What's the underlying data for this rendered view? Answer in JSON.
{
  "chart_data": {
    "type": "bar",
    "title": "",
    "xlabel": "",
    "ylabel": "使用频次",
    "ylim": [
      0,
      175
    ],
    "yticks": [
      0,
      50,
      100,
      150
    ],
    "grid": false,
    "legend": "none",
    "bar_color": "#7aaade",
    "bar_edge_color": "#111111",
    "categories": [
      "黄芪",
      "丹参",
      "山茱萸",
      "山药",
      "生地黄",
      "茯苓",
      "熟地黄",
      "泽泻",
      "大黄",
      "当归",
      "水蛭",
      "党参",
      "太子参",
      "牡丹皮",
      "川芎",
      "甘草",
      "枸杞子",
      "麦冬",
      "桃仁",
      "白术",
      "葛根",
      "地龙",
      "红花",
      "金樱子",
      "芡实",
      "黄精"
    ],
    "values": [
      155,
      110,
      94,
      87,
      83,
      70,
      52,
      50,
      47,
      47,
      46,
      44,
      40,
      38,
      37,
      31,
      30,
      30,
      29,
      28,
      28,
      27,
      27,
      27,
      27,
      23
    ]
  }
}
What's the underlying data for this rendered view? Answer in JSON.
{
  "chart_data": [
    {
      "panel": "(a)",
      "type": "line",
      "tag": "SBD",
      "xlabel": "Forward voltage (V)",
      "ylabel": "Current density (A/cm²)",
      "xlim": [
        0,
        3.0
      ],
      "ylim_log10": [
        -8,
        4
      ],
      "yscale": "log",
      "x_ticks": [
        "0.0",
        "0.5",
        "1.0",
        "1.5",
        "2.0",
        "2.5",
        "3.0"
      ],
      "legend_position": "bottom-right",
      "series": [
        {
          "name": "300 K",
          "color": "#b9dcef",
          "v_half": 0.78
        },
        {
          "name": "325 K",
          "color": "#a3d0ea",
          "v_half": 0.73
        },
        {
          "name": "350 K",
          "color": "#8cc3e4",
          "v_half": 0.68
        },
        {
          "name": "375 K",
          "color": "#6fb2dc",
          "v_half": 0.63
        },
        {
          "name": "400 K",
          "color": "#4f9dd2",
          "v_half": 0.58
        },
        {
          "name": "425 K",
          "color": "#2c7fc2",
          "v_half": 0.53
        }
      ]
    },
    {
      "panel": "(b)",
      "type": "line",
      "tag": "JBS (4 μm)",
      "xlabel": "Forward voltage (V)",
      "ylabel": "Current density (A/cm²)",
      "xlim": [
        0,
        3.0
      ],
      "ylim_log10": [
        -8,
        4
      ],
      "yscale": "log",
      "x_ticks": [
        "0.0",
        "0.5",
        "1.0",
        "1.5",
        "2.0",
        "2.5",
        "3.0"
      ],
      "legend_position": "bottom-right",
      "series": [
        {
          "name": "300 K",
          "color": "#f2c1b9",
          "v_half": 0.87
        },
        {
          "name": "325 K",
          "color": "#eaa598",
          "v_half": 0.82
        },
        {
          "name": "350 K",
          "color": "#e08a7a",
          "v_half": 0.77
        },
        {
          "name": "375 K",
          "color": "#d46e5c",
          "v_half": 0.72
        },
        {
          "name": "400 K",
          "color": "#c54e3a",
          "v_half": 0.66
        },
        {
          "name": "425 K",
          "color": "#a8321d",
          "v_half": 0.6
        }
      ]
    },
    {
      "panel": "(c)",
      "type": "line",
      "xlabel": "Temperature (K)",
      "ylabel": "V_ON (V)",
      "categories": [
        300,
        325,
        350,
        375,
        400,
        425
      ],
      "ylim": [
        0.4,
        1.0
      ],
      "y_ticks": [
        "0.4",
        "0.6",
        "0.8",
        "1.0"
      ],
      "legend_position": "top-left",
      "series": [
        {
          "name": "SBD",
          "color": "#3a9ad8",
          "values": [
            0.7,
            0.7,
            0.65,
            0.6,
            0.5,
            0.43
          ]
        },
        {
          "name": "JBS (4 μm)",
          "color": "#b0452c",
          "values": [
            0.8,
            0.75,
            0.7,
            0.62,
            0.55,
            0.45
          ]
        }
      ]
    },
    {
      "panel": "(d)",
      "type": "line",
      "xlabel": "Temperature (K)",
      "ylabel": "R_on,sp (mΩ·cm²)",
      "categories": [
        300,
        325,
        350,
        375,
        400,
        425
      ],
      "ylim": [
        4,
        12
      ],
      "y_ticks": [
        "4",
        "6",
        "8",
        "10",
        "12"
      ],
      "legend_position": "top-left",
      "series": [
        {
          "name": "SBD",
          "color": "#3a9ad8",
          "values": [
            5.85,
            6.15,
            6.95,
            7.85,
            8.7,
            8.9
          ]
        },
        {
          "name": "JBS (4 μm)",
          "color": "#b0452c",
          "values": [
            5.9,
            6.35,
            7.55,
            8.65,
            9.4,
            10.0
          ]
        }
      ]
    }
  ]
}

_ _ _ _ _

▶ _Exercise prompt_: Each record must be returned exactly as it is written.

▶ _Problem solution_:
What's the underlying data for this rendered view? Answer in JSON.
{
  "chart_data": {
    "type": "bar",
    "title": "",
    "xlabel": "",
    "ylabel": "使用频次",
    "ylim": [
      0,
      175
    ],
    "yticks": [
      0,
      50,
      100,
      150
    ],
    "grid": false,
    "legend": "none",
    "bar_color": "#7aaade",
    "bar_edge_color": "#111111",
    "categories": [
      "黄芪",
      "丹参",
      "山茱萸",
      "山药",
      "生地黄",
      "茯苓",
      "熟地黄",
      "泽泻",
      "大黄",
      "当归",
      "水蛭",
      "党参",
      "太子参",
      "牡丹皮",
      "川芎",
      "甘草",
      "枸杞子",
      "麦冬",
      "桃仁",
      "白术",
      "葛根",
      "地龙",
      "红花",
      "金樱子",
      "芡实",
      "黄精"
    ],
    "values": [
      155,
      110,
      94,
      87,
      83,
      70,
      52,
      50,
      47,
      47,
      46,
      44,
      40,
      38,
      37,
      31,
      30,
      30,
      29,
      28,
      28,
      27,
      27,
      27,
      27,
      23
    ]
  }
}
What's the underlying data for this rendered view? Answer in JSON.
{
  "chart_data": [
    {
      "panel": "(a)",
      "type": "line",
      "tag": "SBD",
      "xlabel": "Forward voltage (V)",
      "ylabel": "Current density (A/cm²)",
      "xlim": [
        0,
        3.0
      ],
      "ylim_log10": [
        -8,
        4
      ],
      "yscale": "log",
      "x_ticks": [
        "0.0",
        "0.5",
        "1.0",
        "1.5",
        "2.0",
        "2.5",
        "3.0"
      ],
      "legend_position": "bottom-right",
      "series": [
        {
          "name": "300 K",
          "color": "#b9dcef",
          "v_half": 0.78
        },
        {
          "name": "325 K",
          "color": "#a3d0ea",
          "v_half": 0.73
        },
        {
          "name": "350 K",
          "color": "#8cc3e4",
          "v_half": 0.68
        },
        {
          "name": "375 K",
          "color": "#6fb2dc",
          "v_half": 0.63
        },
        {
          "name": "400 K",
          "color": "#4f9dd2",
          "v_half": 0.58
        },
        {
          "name": "425 K",
          "color": "#2c7fc2",
          "v_half": 0.53
        }
      ]
    },
    {
      "panel": "(b)",
      "type": "line",
      "tag": "JBS (4 μm)",
      "xlabel": "Forward voltage (V)",
      "ylabel": "Current density (A/cm²)",
      "xlim": [
        0,
        3.0
      ],
      "ylim_log10": [
        -8,
        4
      ],
      "yscale": "log",
      "x_ticks": [
        "0.0",
        "0.5",
        "1.0",
        "1.5",
        "2.0",
        "2.5",
        "3.0"
      ],
      "legend_position": "bottom-right",
      "series": [
        {
          "name": "300 K",
          "color": "#f2c1b9",
          "v_half": 0.87
        },
        {
          "name": "325 K",
          "color": "#eaa598",
          "v_half": 0.82
        },
        {
          "name": "350 K",
          "color": "#e08a7a",
          "v_half": 0.77
        },
        {
          "name": "375 K",
          "color": "#d46e5c",
          "v_half": 0.72
        },
        {
          "name": "400 K",
          "color": "#c54e3a",
          "v_half": 0.66
        },
        {
          "name": "425 K",
          "color": "#a8321d",
          "v_half": 0.6
        }
      ]
    },
    {
      "panel": "(c)",
      "type": "line",
      "xlabel": "Temperature (K)",
      "ylabel": "V_ON (V)",
      "categories": [
        300,
        325,
        350,
        375,
        400,
        425
      ],
      "ylim": [
        0.4,
        1.0
      ],
      "y_ticks": [
        "0.4",
        "0.6",
        "0.8",
        "1.0"
      ],
      "legend_position": "top-left",
      "series": [
        {
          "name": "SBD",
          "color": "#3a9ad8",
          "values": [
            0.7,
            0.7,
            0.65,
            0.6,
            0.5,
            0.43
          ]
        },
        {
          "name": "JBS (4 μm)",
          "color": "#b0452c",
          "values": [
            0.8,
            0.75,
            0.7,
            0.62,
            0.55,
            0.45
          ]
        }
      ]
    },
    {
      "panel": "(d)",
      "type": "line",
      "xlabel": "Temperature (K)",
      "ylabel": "R_on,sp (mΩ·cm²)",
      "categories": [
        300,
        325,
        350,
        375,
        400,
        425
      ],
      "ylim": [
        4,
        12
      ],
      "y_ticks": [
        "4",
        "6",
        "8",
        "10",
        "12"
      ],
      "legend_position": "top-left",
      "series": [
        {
          "name": "SBD",
          "color": "#3a9ad8",
          "values": [
            5.85,
            6.15,
            6.95,
            7.85,
            8.7,
            8.9
          ]
        },
        {
          "name": "JBS (4 μm)",
          "color": "#b0452c",
          "values": [
            5.9,
            6.35,
            7.55,
            8.65,
            9.4,
            10.0
          ]
        }
      ]
    }
  ]
}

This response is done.